#### WHAT IS EXPECTED
Look through the records below, and copy out every line that holds the string "rate".

#### THE INPUT

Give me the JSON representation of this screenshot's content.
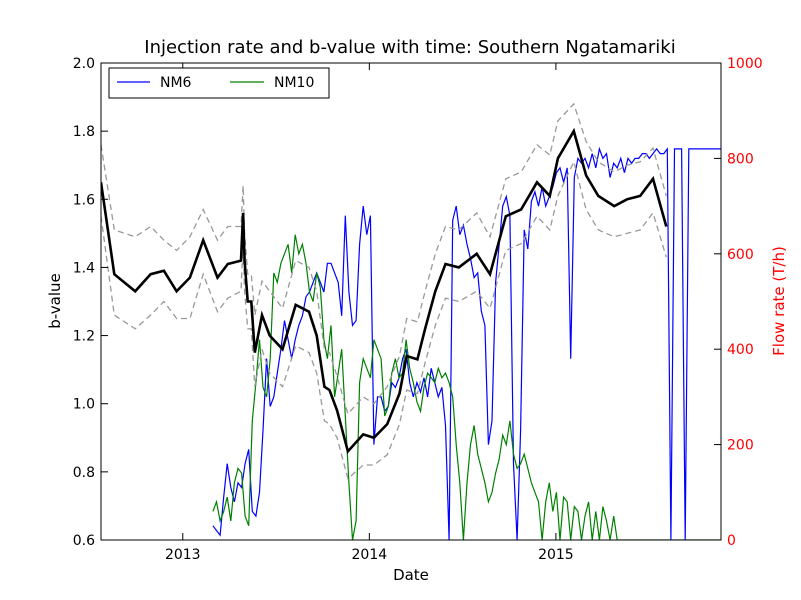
{
  "chart_data": {
    "type": "line",
    "title": "Injection rate and b-value with time: Southern Ngatamariki",
    "xlabel": "Date",
    "ylabel": "b-value",
    "y2label": "Flow rate (T/h)",
    "xlim": [
      "2012-07-25",
      "2015-11-20"
    ],
    "ylim": [
      0.6,
      2.0
    ],
    "y2lim": [
      0,
      1000
    ],
    "x_ticks": [
      "2013",
      "2014",
      "2015"
    ],
    "y_ticks": [
      "0.6",
      "0.8",
      "1.0",
      "1.2",
      "1.4",
      "1.6",
      "1.8",
      "2.0"
    ],
    "y2_ticks": [
      "0",
      "200",
      "400",
      "600",
      "800",
      "1000"
    ],
    "legend": {
      "position": "top-left",
      "entries": [
        "NM6",
        "NM10"
      ]
    },
    "colors": {
      "nm6": "#0000ff",
      "nm10": "#008000",
      "bvalue": "#000000",
      "bound": "#999999",
      "right_axis": "#ff0000"
    },
    "bvalue": {
      "dates": [
        "2012-07-25",
        "2012-08-20",
        "2012-09-30",
        "2012-10-30",
        "2012-11-25",
        "2012-12-20",
        "2013-01-15",
        "2013-02-10",
        "2013-03-10",
        "2013-03-30",
        "2013-04-25",
        "2013-04-29",
        "2013-05-02",
        "2013-05-08",
        "2013-05-15",
        "2013-05-22",
        "2013-06-05",
        "2013-06-20",
        "2013-07-15",
        "2013-08-10",
        "2013-09-05",
        "2013-09-20",
        "2013-10-05",
        "2013-10-15",
        "2013-10-30",
        "2013-11-20",
        "2013-12-20",
        "2014-01-10",
        "2014-02-05",
        "2014-03-01",
        "2014-03-15",
        "2014-04-05",
        "2014-04-20",
        "2014-05-10",
        "2014-05-30",
        "2014-06-25",
        "2014-07-30",
        "2014-08-25",
        "2014-09-25",
        "2014-10-25",
        "2014-11-25",
        "2014-12-20",
        "2015-01-05",
        "2015-02-05",
        "2015-03-01",
        "2015-03-25",
        "2015-04-25",
        "2015-05-20",
        "2015-06-15",
        "2015-07-10",
        "2015-08-05"
      ],
      "values": [
        1.65,
        1.38,
        1.33,
        1.38,
        1.39,
        1.33,
        1.37,
        1.48,
        1.37,
        1.41,
        1.42,
        1.56,
        1.42,
        1.3,
        1.3,
        1.15,
        1.26,
        1.2,
        1.16,
        1.29,
        1.27,
        1.2,
        1.05,
        1.04,
        0.98,
        0.86,
        0.91,
        0.9,
        0.94,
        1.03,
        1.14,
        1.13,
        1.22,
        1.33,
        1.41,
        1.4,
        1.44,
        1.38,
        1.55,
        1.57,
        1.65,
        1.61,
        1.72,
        1.8,
        1.67,
        1.61,
        1.58,
        1.6,
        1.61,
        1.66,
        1.52
      ]
    },
    "bvalue_upper": {
      "dates": [
        "2012-07-25",
        "2012-08-20",
        "2012-09-30",
        "2012-10-30",
        "2012-11-25",
        "2012-12-20",
        "2013-01-15",
        "2013-02-10",
        "2013-03-10",
        "2013-03-30",
        "2013-04-25",
        "2013-04-29",
        "2013-05-02",
        "2013-05-08",
        "2013-05-15",
        "2013-05-22",
        "2013-06-05",
        "2013-06-20",
        "2013-07-15",
        "2013-08-10",
        "2013-09-05",
        "2013-09-20",
        "2013-10-05",
        "2013-10-15",
        "2013-10-30",
        "2013-11-20",
        "2013-12-20",
        "2014-01-10",
        "2014-02-05",
        "2014-03-01",
        "2014-03-15",
        "2014-04-05",
        "2014-04-20",
        "2014-05-10",
        "2014-05-30",
        "2014-06-25",
        "2014-07-30",
        "2014-08-25",
        "2014-09-25",
        "2014-10-25",
        "2014-11-25",
        "2014-12-20",
        "2015-01-05",
        "2015-02-05",
        "2015-03-01",
        "2015-03-25",
        "2015-04-25",
        "2015-05-20",
        "2015-06-15",
        "2015-07-10",
        "2015-08-05"
      ],
      "values": [
        1.76,
        1.51,
        1.49,
        1.52,
        1.48,
        1.45,
        1.49,
        1.57,
        1.48,
        1.52,
        1.52,
        1.64,
        1.5,
        1.38,
        1.38,
        1.26,
        1.36,
        1.33,
        1.28,
        1.42,
        1.4,
        1.33,
        1.16,
        1.15,
        1.08,
        0.97,
        1.02,
        1.0,
        1.05,
        1.14,
        1.25,
        1.24,
        1.33,
        1.44,
        1.52,
        1.51,
        1.56,
        1.49,
        1.66,
        1.68,
        1.76,
        1.73,
        1.83,
        1.88,
        1.77,
        1.71,
        1.68,
        1.7,
        1.71,
        1.75,
        1.61
      ]
    },
    "bvalue_lower": {
      "dates": [
        "2012-07-25",
        "2012-08-20",
        "2012-09-30",
        "2012-10-30",
        "2012-11-25",
        "2012-12-20",
        "2013-01-15",
        "2013-02-10",
        "2013-03-10",
        "2013-03-30",
        "2013-04-25",
        "2013-04-29",
        "2013-05-02",
        "2013-05-08",
        "2013-05-15",
        "2013-05-22",
        "2013-06-05",
        "2013-06-20",
        "2013-07-15",
        "2013-08-10",
        "2013-09-05",
        "2013-09-20",
        "2013-10-05",
        "2013-10-15",
        "2013-10-30",
        "2013-11-20",
        "2013-12-20",
        "2014-01-10",
        "2014-02-05",
        "2014-03-01",
        "2014-03-15",
        "2014-04-05",
        "2014-04-20",
        "2014-05-10",
        "2014-05-30",
        "2014-06-25",
        "2014-07-30",
        "2014-08-25",
        "2014-09-25",
        "2014-10-25",
        "2014-11-25",
        "2014-12-20",
        "2015-01-05",
        "2015-02-05",
        "2015-03-01",
        "2015-03-25",
        "2015-04-25",
        "2015-05-20",
        "2015-06-15",
        "2015-07-10",
        "2015-08-05"
      ],
      "values": [
        1.55,
        1.26,
        1.22,
        1.26,
        1.3,
        1.25,
        1.25,
        1.38,
        1.27,
        1.31,
        1.33,
        1.47,
        1.33,
        1.22,
        1.22,
        1.05,
        1.16,
        1.09,
        1.05,
        1.17,
        1.15,
        1.09,
        0.95,
        0.94,
        0.9,
        0.78,
        0.82,
        0.82,
        0.85,
        0.94,
        1.04,
        1.03,
        1.12,
        1.23,
        1.31,
        1.3,
        1.33,
        1.28,
        1.45,
        1.47,
        1.55,
        1.51,
        1.61,
        1.71,
        1.57,
        1.51,
        1.49,
        1.5,
        1.51,
        1.56,
        1.43
      ]
    },
    "series": [
      {
        "name": "NM6",
        "dates": [
          "2013-03-01",
          "2013-03-08",
          "2013-03-15",
          "2013-03-22",
          "2013-03-29",
          "2013-04-05",
          "2013-04-12",
          "2013-04-19",
          "2013-04-26",
          "2013-05-03",
          "2013-05-10",
          "2013-05-17",
          "2013-05-24",
          "2013-05-31",
          "2013-06-07",
          "2013-06-14",
          "2013-06-21",
          "2013-06-28",
          "2013-07-05",
          "2013-07-12",
          "2013-07-19",
          "2013-07-26",
          "2013-08-02",
          "2013-08-09",
          "2013-08-16",
          "2013-08-23",
          "2013-08-30",
          "2013-09-06",
          "2013-09-13",
          "2013-09-20",
          "2013-09-27",
          "2013-10-04",
          "2013-10-11",
          "2013-10-18",
          "2013-10-25",
          "2013-11-01",
          "2013-11-08",
          "2013-11-15",
          "2013-11-22",
          "2013-11-29",
          "2013-12-06",
          "2013-12-13",
          "2013-12-20",
          "2013-12-27",
          "2014-01-03",
          "2014-01-10",
          "2014-01-17",
          "2014-01-24",
          "2014-01-31",
          "2014-02-07",
          "2014-02-14",
          "2014-02-21",
          "2014-02-28",
          "2014-03-07",
          "2014-03-14",
          "2014-03-21",
          "2014-03-28",
          "2014-04-04",
          "2014-04-11",
          "2014-04-18",
          "2014-04-25",
          "2014-05-02",
          "2014-05-09",
          "2014-05-16",
          "2014-05-23",
          "2014-05-30",
          "2014-06-06",
          "2014-06-13",
          "2014-06-20",
          "2014-06-27",
          "2014-07-04",
          "2014-07-11",
          "2014-07-18",
          "2014-07-25",
          "2014-08-01",
          "2014-08-08",
          "2014-08-15",
          "2014-08-22",
          "2014-08-29",
          "2014-09-05",
          "2014-09-12",
          "2014-09-19",
          "2014-09-26",
          "2014-10-03",
          "2014-10-10",
          "2014-10-17",
          "2014-10-24",
          "2014-10-31",
          "2014-11-07",
          "2014-11-14",
          "2014-11-21",
          "2014-11-28",
          "2014-12-05",
          "2014-12-12",
          "2014-12-19",
          "2014-12-26",
          "2015-01-02",
          "2015-01-09",
          "2015-01-16",
          "2015-01-23",
          "2015-01-30",
          "2015-02-06",
          "2015-02-13",
          "2015-02-20",
          "2015-02-27",
          "2015-03-06",
          "2015-03-13",
          "2015-03-20",
          "2015-03-27",
          "2015-04-03",
          "2015-04-10",
          "2015-04-17",
          "2015-04-24",
          "2015-05-01",
          "2015-05-08",
          "2015-05-15",
          "2015-05-22",
          "2015-05-29",
          "2015-06-05",
          "2015-06-12",
          "2015-06-19",
          "2015-06-26",
          "2015-07-03",
          "2015-07-10",
          "2015-07-17",
          "2015-07-24",
          "2015-07-31",
          "2015-08-07",
          "2015-08-14",
          "2015-08-21",
          "2015-08-28",
          "2015-09-04",
          "2015-09-11",
          "2015-09-18",
          "2015-09-25",
          "2015-10-02",
          "2015-10-09",
          "2015-10-16",
          "2015-10-23",
          "2015-10-30",
          "2015-11-06",
          "2015-11-13",
          "2015-11-20"
        ],
        "values": [
          30,
          20,
          10,
          90,
          160,
          110,
          80,
          120,
          110,
          160,
          190,
          60,
          50,
          100,
          230,
          380,
          280,
          300,
          350,
          400,
          460,
          420,
          380,
          420,
          450,
          470,
          510,
          520,
          540,
          560,
          540,
          520,
          580,
          580,
          560,
          540,
          470,
          680,
          520,
          450,
          460,
          620,
          700,
          640,
          680,
          200,
          300,
          300,
          270,
          280,
          330,
          320,
          340,
          380,
          400,
          330,
          300,
          330,
          310,
          340,
          300,
          360,
          330,
          300,
          320,
          240,
          0,
          670,
          700,
          640,
          660,
          620,
          590,
          550,
          560,
          480,
          450,
          200,
          250,
          540,
          620,
          700,
          720,
          680,
          160,
          0,
          230,
          650,
          610,
          710,
          730,
          700,
          740,
          700,
          720,
          740,
          770,
          780,
          750,
          780,
          380,
          760,
          800,
          790,
          800,
          780,
          810,
          780,
          820,
          800,
          810,
          760,
          790,
          780,
          800,
          770,
          800,
          790,
          800,
          800,
          810,
          810,
          800,
          810,
          820,
          810,
          810,
          820,
          0,
          820,
          820,
          820,
          0,
          820,
          820,
          820,
          820,
          820,
          820,
          820,
          820,
          820,
          820
        ]
      },
      {
        "name": "NM10",
        "dates": [
          "2013-03-01",
          "2013-03-08",
          "2013-03-15",
          "2013-03-22",
          "2013-03-29",
          "2013-04-05",
          "2013-04-12",
          "2013-04-19",
          "2013-04-26",
          "2013-05-03",
          "2013-05-10",
          "2013-05-17",
          "2013-05-24",
          "2013-05-31",
          "2013-06-07",
          "2013-06-14",
          "2013-06-21",
          "2013-06-28",
          "2013-07-05",
          "2013-07-12",
          "2013-07-19",
          "2013-07-26",
          "2013-08-02",
          "2013-08-09",
          "2013-08-16",
          "2013-08-23",
          "2013-08-30",
          "2013-09-06",
          "2013-09-13",
          "2013-09-20",
          "2013-09-27",
          "2013-10-04",
          "2013-10-11",
          "2013-10-18",
          "2013-10-25",
          "2013-11-01",
          "2013-11-08",
          "2013-11-15",
          "2013-11-22",
          "2013-11-29",
          "2013-12-06",
          "2013-12-13",
          "2013-12-20",
          "2013-12-27",
          "2014-01-03",
          "2014-01-10",
          "2014-01-17",
          "2014-01-24",
          "2014-01-31",
          "2014-02-07",
          "2014-02-14",
          "2014-02-21",
          "2014-02-28",
          "2014-03-07",
          "2014-03-14",
          "2014-03-21",
          "2014-03-28",
          "2014-04-04",
          "2014-04-11",
          "2014-04-18",
          "2014-04-25",
          "2014-05-02",
          "2014-05-09",
          "2014-05-16",
          "2014-05-23",
          "2014-05-30",
          "2014-06-06",
          "2014-06-13",
          "2014-06-20",
          "2014-06-27",
          "2014-07-04",
          "2014-07-11",
          "2014-07-18",
          "2014-07-25",
          "2014-08-01",
          "2014-08-08",
          "2014-08-15",
          "2014-08-22",
          "2014-08-29",
          "2014-09-05",
          "2014-09-12",
          "2014-09-19",
          "2014-09-26",
          "2014-10-03",
          "2014-10-10",
          "2014-10-17",
          "2014-10-24",
          "2014-10-31",
          "2014-11-07",
          "2014-11-14",
          "2014-11-21",
          "2014-11-28",
          "2014-12-05",
          "2014-12-12",
          "2014-12-19",
          "2014-12-26",
          "2015-01-02",
          "2015-01-09",
          "2015-01-16",
          "2015-01-23",
          "2015-01-30",
          "2015-02-06",
          "2015-02-13",
          "2015-02-20",
          "2015-02-27",
          "2015-03-06",
          "2015-03-13",
          "2015-03-20",
          "2015-03-27",
          "2015-04-03",
          "2015-04-10",
          "2015-04-17",
          "2015-04-24",
          "2015-05-01",
          "2015-05-08",
          "2015-05-15",
          "2015-05-22",
          "2015-05-29",
          "2015-06-05",
          "2015-06-12",
          "2015-06-19",
          "2015-06-26",
          "2015-07-03",
          "2015-07-10",
          "2015-07-17",
          "2015-07-24",
          "2015-07-31",
          "2015-08-07",
          "2015-08-14",
          "2015-08-21",
          "2015-08-28",
          "2015-09-04",
          "2015-09-11",
          "2015-09-18",
          "2015-09-25",
          "2015-10-02",
          "2015-10-09",
          "2015-10-16",
          "2015-10-23",
          "2015-10-30",
          "2015-11-06",
          "2015-11-13",
          "2015-11-20"
        ],
        "values": [
          60,
          80,
          40,
          60,
          90,
          40,
          120,
          150,
          140,
          50,
          30,
          250,
          330,
          420,
          320,
          300,
          380,
          560,
          540,
          580,
          600,
          620,
          560,
          640,
          600,
          620,
          580,
          520,
          500,
          560,
          530,
          420,
          380,
          450,
          300,
          350,
          400,
          260,
          120,
          0,
          40,
          330,
          380,
          360,
          340,
          420,
          400,
          380,
          260,
          280,
          350,
          380,
          340,
          350,
          420,
          360,
          330,
          290,
          270,
          320,
          350,
          340,
          330,
          360,
          340,
          350,
          330,
          300,
          200,
          120,
          0,
          120,
          200,
          240,
          180,
          150,
          120,
          80,
          100,
          140,
          170,
          220,
          200,
          250,
          180,
          150,
          160,
          180,
          150,
          120,
          100,
          80,
          0,
          80,
          120,
          60,
          100,
          0,
          90,
          80,
          0,
          70,
          60,
          0,
          50,
          80,
          0,
          60,
          0,
          70,
          40,
          0,
          50,
          0,
          0,
          0,
          0,
          0,
          0,
          0,
          0,
          0,
          0,
          0,
          0,
          0,
          0,
          0,
          0,
          0,
          0,
          0,
          0,
          0,
          0,
          0,
          0,
          0,
          0,
          0,
          0,
          0,
          0
        ]
      }
    ]
  }
}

#### RESULT OF THIS EXERCISE
    "title": "Injection rate and b-value with time: Southern Ngatamariki",
    "y2label": "Flow rate (T/h)",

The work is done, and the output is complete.